Problem statement: Only lines with the string "time" matter here; gather them from the material below.

Material for this task:

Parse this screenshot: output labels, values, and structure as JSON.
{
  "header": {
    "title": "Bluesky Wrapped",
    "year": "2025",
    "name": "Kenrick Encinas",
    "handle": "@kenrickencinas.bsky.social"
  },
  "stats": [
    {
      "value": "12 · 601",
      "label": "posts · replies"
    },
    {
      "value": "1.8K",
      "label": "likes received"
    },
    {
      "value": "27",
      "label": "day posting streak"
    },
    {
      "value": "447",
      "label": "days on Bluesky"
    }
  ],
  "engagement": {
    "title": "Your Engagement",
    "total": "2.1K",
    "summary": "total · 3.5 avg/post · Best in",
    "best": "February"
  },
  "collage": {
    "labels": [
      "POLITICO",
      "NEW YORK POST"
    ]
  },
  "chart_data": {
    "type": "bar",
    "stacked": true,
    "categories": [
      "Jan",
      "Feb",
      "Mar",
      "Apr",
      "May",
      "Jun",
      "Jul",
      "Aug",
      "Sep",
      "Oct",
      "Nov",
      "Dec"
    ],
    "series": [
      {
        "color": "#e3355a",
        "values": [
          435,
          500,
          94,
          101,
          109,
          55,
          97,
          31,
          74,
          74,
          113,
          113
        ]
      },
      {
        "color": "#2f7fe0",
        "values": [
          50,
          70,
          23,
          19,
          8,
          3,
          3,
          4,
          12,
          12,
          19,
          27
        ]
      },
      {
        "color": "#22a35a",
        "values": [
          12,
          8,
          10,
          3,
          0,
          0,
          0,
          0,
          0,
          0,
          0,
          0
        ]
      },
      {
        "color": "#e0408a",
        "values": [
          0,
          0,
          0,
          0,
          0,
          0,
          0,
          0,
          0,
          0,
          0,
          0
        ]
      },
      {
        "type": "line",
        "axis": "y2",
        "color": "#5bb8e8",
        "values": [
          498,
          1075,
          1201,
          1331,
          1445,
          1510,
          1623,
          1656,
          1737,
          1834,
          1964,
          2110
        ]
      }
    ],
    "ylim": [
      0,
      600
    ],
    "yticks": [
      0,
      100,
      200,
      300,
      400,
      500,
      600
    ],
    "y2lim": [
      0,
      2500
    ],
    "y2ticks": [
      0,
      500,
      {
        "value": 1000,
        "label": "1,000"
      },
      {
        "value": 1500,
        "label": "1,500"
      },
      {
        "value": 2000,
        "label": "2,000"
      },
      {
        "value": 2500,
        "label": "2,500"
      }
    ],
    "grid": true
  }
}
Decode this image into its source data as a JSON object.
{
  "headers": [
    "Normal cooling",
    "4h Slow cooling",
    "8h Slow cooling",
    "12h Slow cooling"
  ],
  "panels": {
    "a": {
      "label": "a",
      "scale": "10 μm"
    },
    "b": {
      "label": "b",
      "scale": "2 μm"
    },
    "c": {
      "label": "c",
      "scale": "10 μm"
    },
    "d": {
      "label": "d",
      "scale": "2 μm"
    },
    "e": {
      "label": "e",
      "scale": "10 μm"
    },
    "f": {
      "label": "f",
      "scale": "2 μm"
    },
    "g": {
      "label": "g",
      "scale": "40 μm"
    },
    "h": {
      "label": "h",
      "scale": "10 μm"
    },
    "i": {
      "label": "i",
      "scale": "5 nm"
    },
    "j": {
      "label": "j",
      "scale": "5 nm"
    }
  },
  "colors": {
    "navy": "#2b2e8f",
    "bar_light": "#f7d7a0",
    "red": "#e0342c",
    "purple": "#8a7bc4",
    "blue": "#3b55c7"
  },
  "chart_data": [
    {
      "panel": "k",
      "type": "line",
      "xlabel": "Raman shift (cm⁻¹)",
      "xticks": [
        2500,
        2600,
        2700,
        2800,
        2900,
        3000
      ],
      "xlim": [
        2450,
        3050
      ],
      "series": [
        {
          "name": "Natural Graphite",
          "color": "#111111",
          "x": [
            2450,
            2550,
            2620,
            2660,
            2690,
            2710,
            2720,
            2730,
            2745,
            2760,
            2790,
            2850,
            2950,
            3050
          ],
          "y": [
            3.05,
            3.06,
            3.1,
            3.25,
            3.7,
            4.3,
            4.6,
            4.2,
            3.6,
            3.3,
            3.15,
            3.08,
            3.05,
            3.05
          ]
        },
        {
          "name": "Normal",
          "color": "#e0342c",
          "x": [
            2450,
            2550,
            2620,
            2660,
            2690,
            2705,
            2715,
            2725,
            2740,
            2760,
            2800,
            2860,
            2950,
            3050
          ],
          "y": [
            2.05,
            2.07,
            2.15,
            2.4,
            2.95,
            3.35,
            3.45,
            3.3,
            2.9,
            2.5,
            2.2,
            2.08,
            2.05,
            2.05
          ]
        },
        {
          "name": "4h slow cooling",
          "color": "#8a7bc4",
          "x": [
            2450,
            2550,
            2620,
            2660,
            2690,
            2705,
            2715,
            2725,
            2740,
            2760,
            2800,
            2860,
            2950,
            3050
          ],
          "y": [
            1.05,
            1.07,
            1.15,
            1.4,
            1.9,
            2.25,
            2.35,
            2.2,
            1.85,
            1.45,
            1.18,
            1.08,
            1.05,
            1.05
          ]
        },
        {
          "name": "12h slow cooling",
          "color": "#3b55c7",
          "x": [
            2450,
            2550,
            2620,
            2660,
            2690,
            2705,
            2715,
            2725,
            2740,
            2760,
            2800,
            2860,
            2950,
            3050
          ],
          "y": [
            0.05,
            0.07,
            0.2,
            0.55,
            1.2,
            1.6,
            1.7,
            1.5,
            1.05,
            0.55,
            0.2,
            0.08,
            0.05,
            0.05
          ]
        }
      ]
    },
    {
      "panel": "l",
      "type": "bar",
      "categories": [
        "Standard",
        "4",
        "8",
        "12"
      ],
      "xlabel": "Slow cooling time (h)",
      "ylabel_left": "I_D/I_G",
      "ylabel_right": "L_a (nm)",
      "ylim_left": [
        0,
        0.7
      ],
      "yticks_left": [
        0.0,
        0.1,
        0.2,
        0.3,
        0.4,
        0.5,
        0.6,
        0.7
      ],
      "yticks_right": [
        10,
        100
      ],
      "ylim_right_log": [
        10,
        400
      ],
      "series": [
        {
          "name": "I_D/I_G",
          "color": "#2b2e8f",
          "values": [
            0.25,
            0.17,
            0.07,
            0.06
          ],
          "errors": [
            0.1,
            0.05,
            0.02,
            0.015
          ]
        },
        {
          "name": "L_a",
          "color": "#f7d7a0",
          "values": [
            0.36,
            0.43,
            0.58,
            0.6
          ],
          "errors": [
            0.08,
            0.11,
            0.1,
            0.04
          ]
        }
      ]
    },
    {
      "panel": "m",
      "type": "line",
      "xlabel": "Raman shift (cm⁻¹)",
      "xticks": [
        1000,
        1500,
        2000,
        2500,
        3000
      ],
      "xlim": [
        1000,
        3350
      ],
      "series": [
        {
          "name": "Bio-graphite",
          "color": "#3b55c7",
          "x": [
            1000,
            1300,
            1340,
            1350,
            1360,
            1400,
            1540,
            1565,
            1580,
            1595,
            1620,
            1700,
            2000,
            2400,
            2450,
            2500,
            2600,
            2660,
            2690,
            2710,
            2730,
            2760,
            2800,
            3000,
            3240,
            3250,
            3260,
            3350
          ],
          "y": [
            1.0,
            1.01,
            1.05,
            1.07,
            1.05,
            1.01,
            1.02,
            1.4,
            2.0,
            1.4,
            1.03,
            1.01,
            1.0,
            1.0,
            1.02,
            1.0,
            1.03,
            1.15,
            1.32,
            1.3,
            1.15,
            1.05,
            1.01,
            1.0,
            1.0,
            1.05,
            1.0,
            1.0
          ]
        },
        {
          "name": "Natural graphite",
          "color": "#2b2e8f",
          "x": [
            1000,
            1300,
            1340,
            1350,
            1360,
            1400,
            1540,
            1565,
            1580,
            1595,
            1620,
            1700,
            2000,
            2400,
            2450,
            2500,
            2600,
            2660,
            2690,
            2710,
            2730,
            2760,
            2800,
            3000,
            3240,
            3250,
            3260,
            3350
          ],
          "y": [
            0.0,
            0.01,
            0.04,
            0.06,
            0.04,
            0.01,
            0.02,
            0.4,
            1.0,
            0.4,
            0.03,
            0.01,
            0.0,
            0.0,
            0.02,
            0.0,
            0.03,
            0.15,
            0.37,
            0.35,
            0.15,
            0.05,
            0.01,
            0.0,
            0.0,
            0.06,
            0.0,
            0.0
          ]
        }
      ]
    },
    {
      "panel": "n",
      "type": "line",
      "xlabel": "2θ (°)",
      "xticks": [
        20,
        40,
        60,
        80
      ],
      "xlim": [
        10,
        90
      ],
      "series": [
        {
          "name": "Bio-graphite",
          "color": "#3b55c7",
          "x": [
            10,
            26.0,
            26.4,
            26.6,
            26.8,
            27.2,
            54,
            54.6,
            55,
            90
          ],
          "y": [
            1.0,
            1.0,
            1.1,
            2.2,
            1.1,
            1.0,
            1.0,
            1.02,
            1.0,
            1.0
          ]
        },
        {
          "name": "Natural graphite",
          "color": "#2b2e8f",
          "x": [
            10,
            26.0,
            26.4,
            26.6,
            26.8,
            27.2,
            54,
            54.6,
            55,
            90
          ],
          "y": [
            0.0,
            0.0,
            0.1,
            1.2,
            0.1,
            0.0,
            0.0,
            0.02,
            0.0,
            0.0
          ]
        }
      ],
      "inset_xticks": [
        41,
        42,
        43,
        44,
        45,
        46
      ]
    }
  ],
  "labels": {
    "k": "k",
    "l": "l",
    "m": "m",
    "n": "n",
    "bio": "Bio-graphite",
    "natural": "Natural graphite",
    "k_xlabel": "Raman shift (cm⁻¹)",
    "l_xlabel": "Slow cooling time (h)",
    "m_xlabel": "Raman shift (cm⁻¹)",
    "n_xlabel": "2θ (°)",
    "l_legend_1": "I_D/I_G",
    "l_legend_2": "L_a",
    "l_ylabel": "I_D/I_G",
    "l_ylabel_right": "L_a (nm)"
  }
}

Full response:
      "xlabel": "Slow cooling time (h)",
    "l_xlabel": "Slow cooling time (h)",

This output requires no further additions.